• [Job] Wherever the word "them" appears in the entries, copy the whole line.

-- Begin Rows --

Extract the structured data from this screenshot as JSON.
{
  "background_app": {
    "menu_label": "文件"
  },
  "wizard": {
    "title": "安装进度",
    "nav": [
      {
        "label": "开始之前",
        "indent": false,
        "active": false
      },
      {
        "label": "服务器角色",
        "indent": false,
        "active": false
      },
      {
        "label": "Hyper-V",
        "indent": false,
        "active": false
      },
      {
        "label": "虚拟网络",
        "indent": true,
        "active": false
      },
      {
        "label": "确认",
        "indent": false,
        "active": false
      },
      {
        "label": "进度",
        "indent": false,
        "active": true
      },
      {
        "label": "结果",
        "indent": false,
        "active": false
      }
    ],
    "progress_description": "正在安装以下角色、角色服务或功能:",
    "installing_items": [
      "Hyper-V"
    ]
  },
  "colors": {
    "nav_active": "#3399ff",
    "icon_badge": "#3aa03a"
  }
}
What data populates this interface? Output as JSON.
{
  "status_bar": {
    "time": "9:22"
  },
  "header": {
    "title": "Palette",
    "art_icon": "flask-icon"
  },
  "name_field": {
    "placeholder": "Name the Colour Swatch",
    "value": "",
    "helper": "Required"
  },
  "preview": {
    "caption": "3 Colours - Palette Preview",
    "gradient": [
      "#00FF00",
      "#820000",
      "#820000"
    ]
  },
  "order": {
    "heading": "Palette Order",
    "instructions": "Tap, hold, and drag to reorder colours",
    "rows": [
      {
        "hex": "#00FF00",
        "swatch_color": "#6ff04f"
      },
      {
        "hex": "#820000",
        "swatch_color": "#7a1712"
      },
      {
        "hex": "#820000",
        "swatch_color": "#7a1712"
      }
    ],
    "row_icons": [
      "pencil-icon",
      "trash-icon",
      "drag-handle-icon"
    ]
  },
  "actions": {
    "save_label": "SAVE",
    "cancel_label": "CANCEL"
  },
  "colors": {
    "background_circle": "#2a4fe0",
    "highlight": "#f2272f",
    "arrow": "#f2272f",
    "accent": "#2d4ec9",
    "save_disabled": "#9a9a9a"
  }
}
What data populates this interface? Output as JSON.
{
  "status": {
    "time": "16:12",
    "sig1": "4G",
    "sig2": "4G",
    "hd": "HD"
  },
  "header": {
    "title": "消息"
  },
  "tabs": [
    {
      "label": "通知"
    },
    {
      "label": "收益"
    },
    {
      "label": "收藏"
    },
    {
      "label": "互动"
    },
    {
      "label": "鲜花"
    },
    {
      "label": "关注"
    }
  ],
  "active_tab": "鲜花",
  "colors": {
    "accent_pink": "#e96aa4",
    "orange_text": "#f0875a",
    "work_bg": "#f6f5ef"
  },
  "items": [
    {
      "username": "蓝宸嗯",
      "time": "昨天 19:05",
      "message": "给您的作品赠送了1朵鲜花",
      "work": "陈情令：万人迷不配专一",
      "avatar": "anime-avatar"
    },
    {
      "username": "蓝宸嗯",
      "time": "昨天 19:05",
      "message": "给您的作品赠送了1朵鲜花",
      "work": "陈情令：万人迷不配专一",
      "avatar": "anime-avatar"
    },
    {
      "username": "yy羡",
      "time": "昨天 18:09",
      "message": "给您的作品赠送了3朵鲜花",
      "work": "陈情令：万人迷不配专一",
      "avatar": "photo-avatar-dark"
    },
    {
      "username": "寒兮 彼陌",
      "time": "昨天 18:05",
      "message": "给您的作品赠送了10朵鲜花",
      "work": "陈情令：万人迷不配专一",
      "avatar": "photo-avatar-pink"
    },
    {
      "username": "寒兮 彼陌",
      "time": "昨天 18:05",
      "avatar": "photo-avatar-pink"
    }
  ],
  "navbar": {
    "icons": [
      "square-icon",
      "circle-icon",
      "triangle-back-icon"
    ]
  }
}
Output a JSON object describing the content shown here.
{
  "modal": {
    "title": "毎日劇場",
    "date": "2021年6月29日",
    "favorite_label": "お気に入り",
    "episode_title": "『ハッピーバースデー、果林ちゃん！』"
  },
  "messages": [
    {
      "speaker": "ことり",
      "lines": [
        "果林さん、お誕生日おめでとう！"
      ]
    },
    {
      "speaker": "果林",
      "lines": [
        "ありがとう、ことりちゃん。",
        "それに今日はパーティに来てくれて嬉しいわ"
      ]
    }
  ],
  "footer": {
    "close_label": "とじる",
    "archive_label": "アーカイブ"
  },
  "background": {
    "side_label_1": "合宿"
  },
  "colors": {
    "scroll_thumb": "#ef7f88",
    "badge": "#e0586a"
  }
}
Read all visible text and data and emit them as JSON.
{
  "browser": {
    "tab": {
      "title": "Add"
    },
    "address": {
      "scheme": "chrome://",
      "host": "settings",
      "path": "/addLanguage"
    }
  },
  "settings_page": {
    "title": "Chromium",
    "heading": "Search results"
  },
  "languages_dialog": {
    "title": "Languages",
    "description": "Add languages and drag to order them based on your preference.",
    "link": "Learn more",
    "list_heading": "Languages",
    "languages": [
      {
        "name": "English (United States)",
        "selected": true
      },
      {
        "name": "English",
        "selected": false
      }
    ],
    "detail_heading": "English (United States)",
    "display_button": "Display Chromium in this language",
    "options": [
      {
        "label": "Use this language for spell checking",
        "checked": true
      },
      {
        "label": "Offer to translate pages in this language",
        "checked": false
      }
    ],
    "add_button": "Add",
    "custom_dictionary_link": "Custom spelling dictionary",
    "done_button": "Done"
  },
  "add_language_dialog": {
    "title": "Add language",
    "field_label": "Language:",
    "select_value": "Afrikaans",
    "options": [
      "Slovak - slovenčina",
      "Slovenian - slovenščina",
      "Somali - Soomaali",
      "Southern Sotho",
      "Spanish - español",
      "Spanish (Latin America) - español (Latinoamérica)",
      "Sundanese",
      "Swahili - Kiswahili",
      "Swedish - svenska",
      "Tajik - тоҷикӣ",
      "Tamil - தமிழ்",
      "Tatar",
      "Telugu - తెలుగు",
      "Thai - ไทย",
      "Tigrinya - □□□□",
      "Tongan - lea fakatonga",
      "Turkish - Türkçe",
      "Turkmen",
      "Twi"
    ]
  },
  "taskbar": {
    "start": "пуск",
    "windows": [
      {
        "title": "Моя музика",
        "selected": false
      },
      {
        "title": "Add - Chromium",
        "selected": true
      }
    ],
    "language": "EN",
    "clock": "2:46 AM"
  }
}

-- End Rows --

• [Problem solution]
Read all visible text and data and emit them as JSON.
    "description": "Add languages and drag to order them based on your preference.",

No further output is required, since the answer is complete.